Извлечённые записи данных:
────────────────

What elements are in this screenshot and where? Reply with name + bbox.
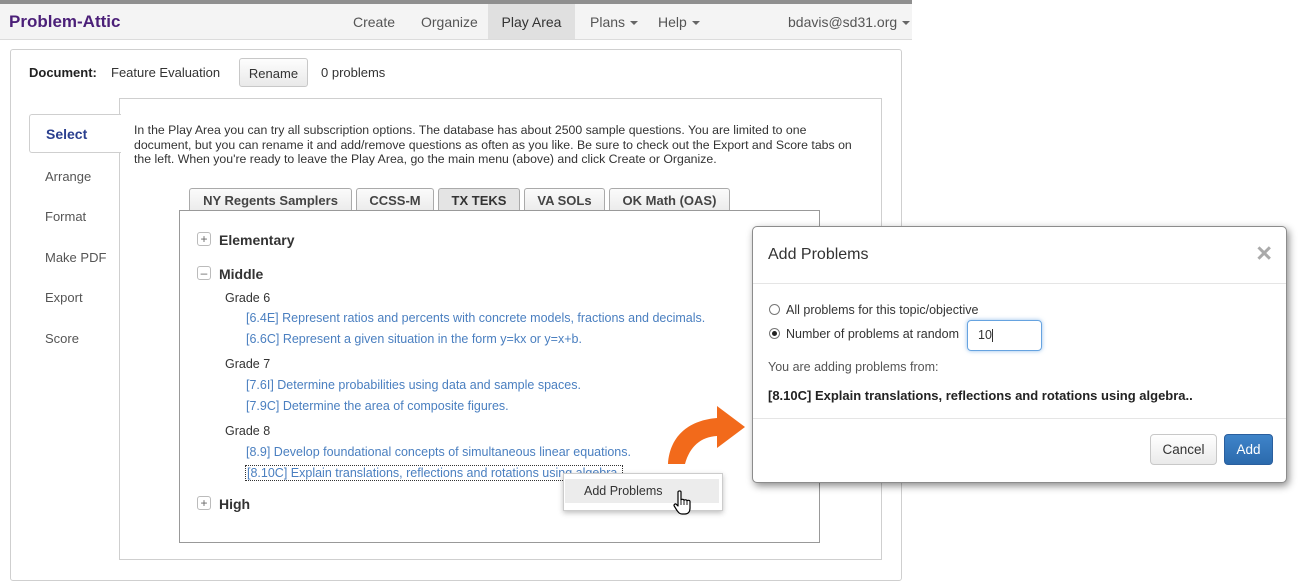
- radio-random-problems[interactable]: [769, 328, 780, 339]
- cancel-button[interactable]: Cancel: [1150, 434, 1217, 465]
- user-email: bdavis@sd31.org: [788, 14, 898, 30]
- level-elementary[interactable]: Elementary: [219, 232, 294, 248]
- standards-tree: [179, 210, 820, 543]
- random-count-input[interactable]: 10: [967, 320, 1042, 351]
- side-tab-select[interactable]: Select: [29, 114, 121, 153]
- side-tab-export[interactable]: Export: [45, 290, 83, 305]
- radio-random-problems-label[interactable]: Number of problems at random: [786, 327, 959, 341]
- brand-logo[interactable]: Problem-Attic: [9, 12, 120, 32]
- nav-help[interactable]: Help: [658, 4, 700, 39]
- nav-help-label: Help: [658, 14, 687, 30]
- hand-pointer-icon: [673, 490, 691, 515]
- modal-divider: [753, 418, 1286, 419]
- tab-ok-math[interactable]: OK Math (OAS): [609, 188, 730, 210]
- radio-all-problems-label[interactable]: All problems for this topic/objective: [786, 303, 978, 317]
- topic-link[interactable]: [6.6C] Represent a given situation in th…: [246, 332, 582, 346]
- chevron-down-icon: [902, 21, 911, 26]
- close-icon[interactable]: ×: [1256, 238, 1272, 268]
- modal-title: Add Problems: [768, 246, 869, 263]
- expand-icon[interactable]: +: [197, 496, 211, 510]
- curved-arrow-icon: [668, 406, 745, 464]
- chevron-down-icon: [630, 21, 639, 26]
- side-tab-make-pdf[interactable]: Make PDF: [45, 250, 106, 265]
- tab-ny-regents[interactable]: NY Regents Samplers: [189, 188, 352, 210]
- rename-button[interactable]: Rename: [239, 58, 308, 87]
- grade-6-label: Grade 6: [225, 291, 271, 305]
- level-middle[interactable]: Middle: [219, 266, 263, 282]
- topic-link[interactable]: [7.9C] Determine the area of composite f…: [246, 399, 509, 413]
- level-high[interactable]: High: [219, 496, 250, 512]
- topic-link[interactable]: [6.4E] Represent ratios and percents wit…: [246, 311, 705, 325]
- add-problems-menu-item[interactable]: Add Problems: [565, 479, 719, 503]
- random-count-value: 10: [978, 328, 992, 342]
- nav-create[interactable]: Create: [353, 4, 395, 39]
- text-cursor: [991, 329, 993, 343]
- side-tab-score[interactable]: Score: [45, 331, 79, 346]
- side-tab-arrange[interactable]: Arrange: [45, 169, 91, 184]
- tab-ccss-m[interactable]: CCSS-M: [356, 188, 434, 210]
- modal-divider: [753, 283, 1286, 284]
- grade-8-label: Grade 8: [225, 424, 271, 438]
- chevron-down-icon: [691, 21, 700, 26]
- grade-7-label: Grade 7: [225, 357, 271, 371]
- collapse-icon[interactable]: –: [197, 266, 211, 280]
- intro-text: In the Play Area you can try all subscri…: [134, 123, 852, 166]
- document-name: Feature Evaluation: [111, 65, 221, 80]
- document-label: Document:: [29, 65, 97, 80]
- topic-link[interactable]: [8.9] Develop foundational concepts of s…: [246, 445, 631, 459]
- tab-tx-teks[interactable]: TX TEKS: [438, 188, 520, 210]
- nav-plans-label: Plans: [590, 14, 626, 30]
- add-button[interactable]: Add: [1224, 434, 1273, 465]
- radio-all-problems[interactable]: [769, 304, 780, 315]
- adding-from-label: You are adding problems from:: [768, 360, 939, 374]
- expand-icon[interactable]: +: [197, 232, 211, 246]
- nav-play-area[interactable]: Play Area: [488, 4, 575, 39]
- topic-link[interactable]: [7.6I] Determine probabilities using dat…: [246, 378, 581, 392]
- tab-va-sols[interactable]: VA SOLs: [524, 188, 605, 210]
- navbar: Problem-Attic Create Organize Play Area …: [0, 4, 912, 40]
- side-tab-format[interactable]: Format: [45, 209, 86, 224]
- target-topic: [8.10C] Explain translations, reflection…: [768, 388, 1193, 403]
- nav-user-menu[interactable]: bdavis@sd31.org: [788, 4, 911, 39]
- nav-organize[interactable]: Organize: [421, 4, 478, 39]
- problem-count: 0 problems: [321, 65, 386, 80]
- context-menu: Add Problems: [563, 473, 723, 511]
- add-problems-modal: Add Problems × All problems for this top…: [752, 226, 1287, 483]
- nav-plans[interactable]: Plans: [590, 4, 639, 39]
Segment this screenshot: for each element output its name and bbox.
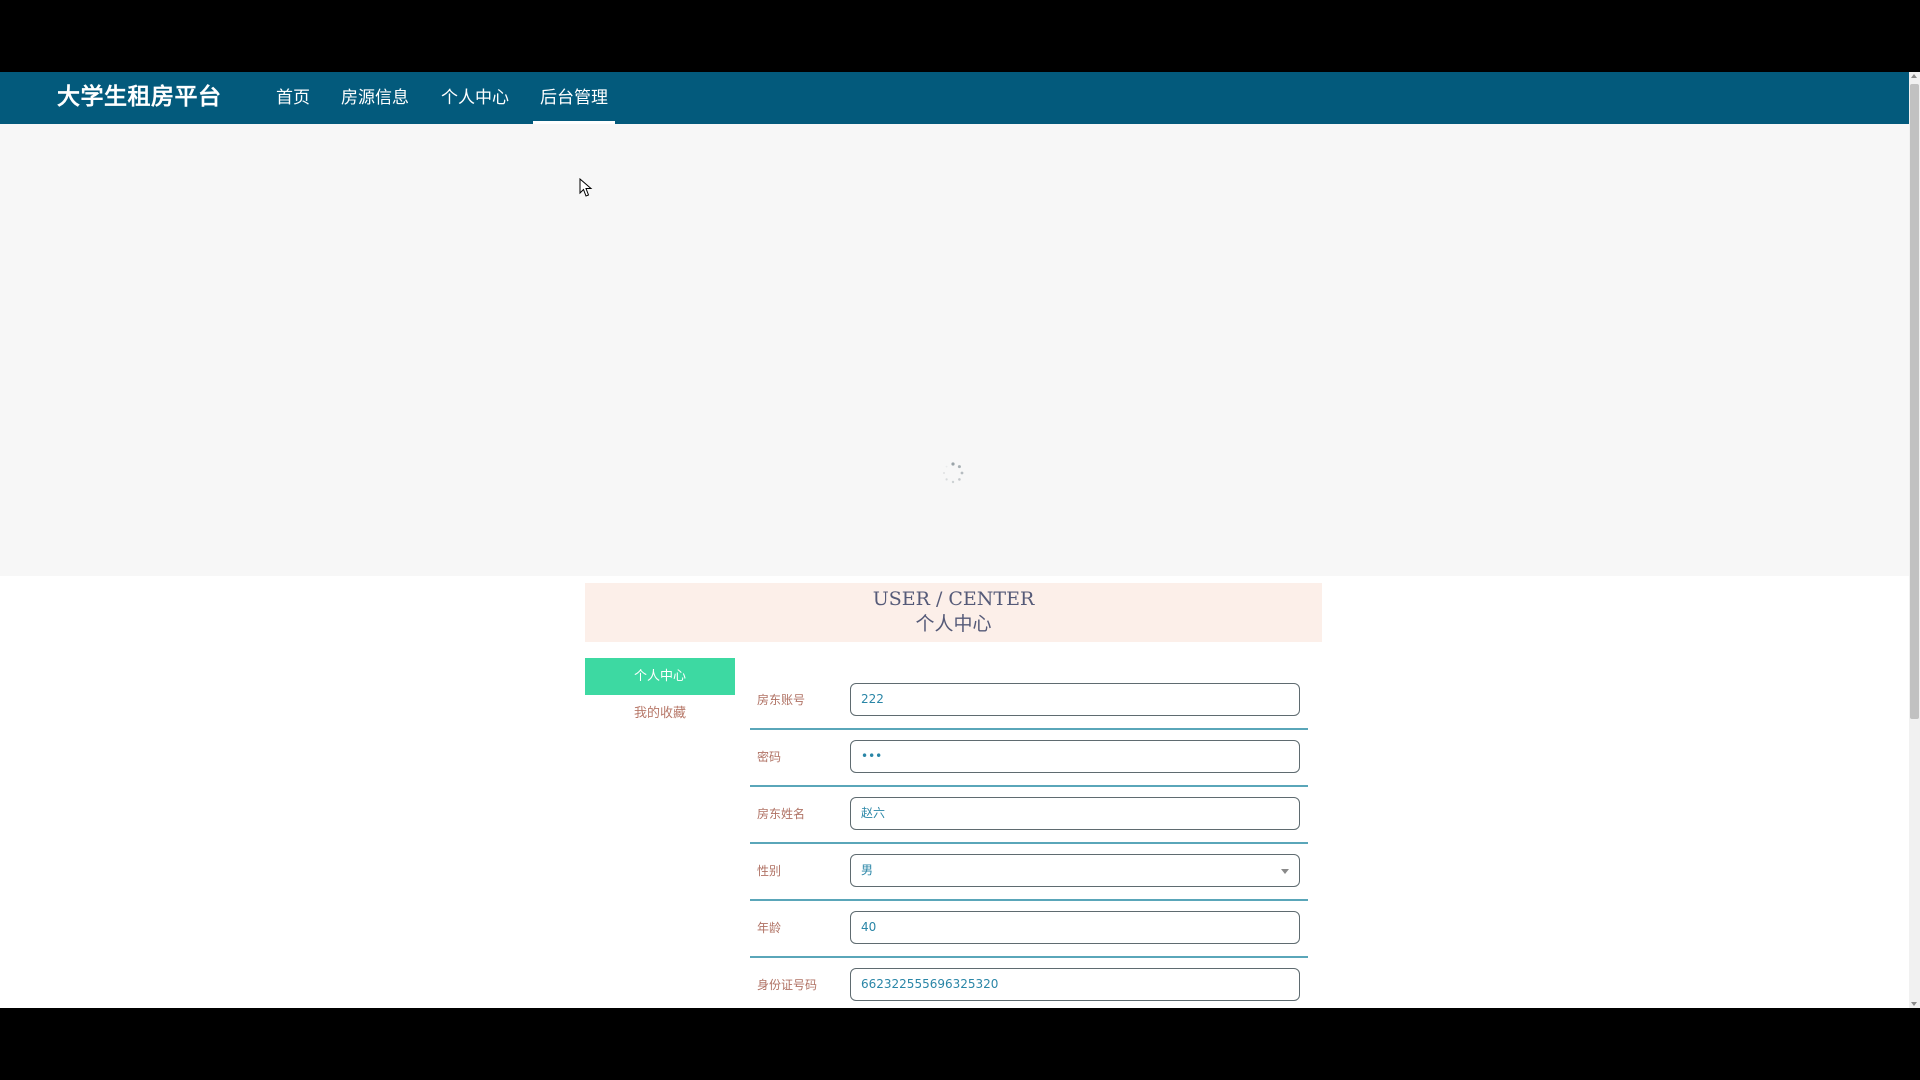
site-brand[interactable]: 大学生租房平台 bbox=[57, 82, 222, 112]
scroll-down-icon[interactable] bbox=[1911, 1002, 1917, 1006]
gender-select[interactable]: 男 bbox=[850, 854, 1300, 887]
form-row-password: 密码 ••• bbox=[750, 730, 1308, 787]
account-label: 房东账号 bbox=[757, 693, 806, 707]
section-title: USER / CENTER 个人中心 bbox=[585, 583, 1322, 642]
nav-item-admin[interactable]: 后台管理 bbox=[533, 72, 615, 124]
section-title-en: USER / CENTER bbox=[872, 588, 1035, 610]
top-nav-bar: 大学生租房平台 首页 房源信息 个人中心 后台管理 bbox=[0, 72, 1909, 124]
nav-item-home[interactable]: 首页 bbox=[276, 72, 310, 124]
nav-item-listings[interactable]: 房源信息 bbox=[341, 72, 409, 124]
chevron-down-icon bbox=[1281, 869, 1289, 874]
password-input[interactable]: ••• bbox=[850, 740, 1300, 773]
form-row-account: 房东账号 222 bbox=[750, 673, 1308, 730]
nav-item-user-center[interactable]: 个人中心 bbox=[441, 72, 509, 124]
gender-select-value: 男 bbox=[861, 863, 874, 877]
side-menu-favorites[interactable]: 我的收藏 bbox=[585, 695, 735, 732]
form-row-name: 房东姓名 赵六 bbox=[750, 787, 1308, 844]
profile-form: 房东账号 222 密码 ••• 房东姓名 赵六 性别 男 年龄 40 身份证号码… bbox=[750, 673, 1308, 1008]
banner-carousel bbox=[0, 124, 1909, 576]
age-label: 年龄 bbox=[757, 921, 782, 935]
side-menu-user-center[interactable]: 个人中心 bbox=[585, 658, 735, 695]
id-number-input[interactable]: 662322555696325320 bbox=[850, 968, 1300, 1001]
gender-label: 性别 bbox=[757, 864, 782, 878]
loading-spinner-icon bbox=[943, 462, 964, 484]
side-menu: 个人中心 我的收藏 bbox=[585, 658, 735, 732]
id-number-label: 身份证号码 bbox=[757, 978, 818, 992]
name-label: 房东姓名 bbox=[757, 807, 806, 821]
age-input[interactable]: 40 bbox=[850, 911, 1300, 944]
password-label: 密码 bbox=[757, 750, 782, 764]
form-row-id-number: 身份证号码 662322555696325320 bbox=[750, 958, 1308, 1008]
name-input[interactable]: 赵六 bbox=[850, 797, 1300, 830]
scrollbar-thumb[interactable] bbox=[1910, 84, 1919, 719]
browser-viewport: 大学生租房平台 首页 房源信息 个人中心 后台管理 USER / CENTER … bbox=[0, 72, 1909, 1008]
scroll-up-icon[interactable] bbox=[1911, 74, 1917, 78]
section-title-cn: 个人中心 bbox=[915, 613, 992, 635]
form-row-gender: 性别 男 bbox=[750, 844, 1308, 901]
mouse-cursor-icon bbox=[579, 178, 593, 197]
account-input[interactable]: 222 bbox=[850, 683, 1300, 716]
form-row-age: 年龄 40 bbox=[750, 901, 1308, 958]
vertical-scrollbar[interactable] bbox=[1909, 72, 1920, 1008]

────────────────

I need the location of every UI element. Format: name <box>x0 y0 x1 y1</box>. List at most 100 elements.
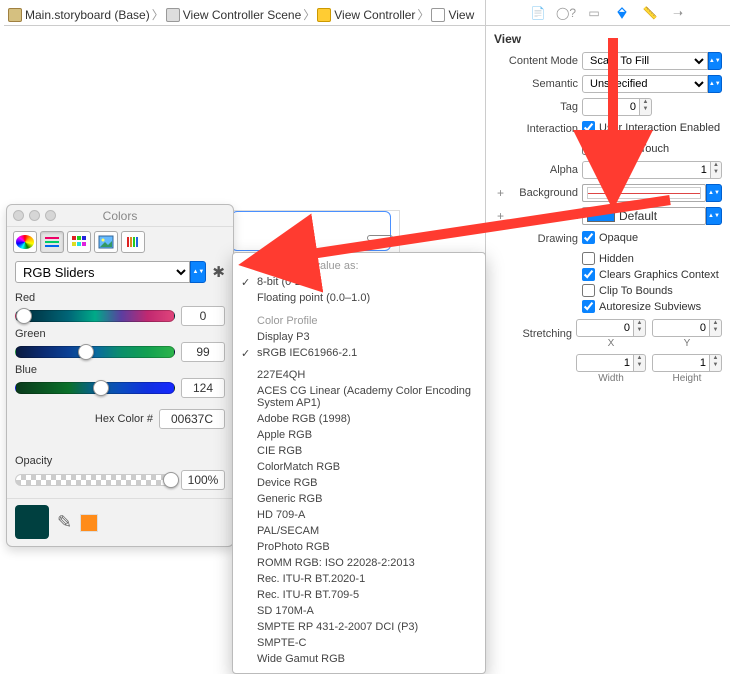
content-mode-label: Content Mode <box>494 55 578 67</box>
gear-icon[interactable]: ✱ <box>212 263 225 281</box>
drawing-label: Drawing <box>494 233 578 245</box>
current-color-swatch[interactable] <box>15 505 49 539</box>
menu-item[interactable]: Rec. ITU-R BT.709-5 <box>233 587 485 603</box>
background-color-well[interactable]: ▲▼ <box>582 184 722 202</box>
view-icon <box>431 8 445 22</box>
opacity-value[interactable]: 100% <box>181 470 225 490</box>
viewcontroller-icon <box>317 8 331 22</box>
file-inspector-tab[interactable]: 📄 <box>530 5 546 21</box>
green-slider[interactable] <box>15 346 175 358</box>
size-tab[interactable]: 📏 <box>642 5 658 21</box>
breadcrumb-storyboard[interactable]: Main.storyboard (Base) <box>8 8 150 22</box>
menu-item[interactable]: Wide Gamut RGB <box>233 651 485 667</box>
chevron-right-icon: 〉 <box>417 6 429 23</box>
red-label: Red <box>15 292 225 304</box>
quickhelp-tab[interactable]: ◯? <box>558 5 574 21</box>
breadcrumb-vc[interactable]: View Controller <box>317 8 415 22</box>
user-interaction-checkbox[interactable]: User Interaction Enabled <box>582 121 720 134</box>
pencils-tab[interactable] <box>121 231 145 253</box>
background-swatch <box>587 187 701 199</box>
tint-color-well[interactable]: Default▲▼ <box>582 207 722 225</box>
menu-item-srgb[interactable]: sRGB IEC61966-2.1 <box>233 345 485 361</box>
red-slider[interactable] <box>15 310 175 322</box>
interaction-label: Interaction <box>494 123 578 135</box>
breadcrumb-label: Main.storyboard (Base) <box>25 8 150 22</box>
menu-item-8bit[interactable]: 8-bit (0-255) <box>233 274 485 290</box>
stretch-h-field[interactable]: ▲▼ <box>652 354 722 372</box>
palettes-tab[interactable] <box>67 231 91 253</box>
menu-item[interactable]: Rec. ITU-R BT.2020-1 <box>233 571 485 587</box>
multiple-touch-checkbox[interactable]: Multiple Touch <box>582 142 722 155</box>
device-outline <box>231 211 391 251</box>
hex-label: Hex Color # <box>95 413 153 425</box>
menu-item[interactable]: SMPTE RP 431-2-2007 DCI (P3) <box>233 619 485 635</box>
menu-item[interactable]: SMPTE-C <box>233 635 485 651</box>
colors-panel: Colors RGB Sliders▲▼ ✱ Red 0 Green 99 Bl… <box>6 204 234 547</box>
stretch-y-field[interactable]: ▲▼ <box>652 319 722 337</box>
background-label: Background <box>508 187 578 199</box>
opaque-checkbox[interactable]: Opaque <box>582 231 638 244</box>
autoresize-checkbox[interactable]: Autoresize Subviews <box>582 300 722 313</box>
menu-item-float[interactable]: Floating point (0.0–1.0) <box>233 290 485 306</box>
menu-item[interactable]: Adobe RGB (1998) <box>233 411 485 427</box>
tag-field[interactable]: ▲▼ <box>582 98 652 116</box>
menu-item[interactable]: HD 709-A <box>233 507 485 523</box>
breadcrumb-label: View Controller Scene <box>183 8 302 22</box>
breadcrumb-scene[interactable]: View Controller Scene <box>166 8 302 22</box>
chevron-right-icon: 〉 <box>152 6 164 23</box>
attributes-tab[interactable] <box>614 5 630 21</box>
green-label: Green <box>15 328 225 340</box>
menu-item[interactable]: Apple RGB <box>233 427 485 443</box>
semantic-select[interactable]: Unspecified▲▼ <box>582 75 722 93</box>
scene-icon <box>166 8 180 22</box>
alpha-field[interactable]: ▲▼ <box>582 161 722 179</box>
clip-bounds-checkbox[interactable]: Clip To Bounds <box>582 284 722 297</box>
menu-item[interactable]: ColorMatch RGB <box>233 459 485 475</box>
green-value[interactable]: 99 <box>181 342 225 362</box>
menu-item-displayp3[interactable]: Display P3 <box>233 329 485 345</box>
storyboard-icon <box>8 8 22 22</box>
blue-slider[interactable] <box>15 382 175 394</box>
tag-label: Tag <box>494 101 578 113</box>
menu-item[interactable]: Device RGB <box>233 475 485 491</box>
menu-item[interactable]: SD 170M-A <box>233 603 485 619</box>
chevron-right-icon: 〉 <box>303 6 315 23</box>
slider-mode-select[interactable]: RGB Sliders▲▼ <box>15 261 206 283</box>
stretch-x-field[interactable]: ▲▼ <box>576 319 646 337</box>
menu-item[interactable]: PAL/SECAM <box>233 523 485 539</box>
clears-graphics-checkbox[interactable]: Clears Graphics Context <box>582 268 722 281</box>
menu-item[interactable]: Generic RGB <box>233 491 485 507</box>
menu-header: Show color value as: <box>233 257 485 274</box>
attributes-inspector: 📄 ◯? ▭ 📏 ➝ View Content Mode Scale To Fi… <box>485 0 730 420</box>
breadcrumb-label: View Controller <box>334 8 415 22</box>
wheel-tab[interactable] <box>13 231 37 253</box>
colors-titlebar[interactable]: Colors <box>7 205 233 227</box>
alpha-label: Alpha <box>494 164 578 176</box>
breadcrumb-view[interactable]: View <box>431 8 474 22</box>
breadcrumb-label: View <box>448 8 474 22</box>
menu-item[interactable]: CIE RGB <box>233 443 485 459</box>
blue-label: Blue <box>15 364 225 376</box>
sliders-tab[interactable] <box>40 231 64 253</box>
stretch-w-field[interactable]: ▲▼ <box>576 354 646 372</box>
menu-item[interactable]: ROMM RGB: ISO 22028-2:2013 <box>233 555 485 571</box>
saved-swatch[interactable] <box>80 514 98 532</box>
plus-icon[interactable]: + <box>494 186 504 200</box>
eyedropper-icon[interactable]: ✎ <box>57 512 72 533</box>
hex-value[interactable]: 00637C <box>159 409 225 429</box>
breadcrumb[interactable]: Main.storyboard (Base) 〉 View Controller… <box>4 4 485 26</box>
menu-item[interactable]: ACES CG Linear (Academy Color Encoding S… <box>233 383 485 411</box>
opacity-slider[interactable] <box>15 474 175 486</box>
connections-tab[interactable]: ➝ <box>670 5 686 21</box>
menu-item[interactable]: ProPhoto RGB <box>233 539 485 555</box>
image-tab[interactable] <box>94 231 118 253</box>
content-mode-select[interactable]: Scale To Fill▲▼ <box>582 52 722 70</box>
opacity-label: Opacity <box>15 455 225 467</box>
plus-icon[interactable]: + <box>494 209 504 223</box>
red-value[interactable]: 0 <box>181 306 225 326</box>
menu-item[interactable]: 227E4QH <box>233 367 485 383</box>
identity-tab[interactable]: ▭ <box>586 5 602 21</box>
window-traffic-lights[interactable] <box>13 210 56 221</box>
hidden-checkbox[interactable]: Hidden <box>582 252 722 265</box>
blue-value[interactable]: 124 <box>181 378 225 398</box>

────────────────

Оформите нумерованным списком строки начиная со строки, содержащей «site-brand[interactable]: 大学生租房平台 bbox=[57, 82, 222, 112]», и заканчивая строкой, содержащей «form-row-account: 房东账号 222», включая обе. Пустые строки пропустите.

Решение:
1. site-brand[interactable]: 大学生租房平台 bbox=[57, 82, 222, 112]
2. scroll-down-icon[interactable] bbox=[1911, 1002, 1917, 1006]
3. gender-select[interactable]: 男 bbox=[850, 854, 1300, 887]
4. form-row-password: 密码 ••• bbox=[750, 730, 1308, 787]
5. account-label: 房东账号 bbox=[757, 693, 806, 707]
6. section-title: USER / CENTER 个人中心 bbox=[585, 583, 1322, 642]
7. nav-item-admin[interactable]: 后台管理 bbox=[533, 72, 615, 124]
8. section-title-en: USER / CENTER bbox=[872, 588, 1035, 610]
9. top-nav-bar: 大学生租房平台 首页 房源信息 个人中心 后台管理 bbox=[0, 72, 1909, 124]
10. nav-item-home[interactable]: 首页 bbox=[276, 72, 310, 124]
11. nav-item-listings[interactable]: 房源信息 bbox=[341, 72, 409, 124]
12. chevron-down-icon bbox=[1281, 869, 1289, 874]
13. password-input[interactable]: ••• bbox=[850, 740, 1300, 773]
14. form-row-account: 房东账号 222 bbox=[750, 673, 1308, 730]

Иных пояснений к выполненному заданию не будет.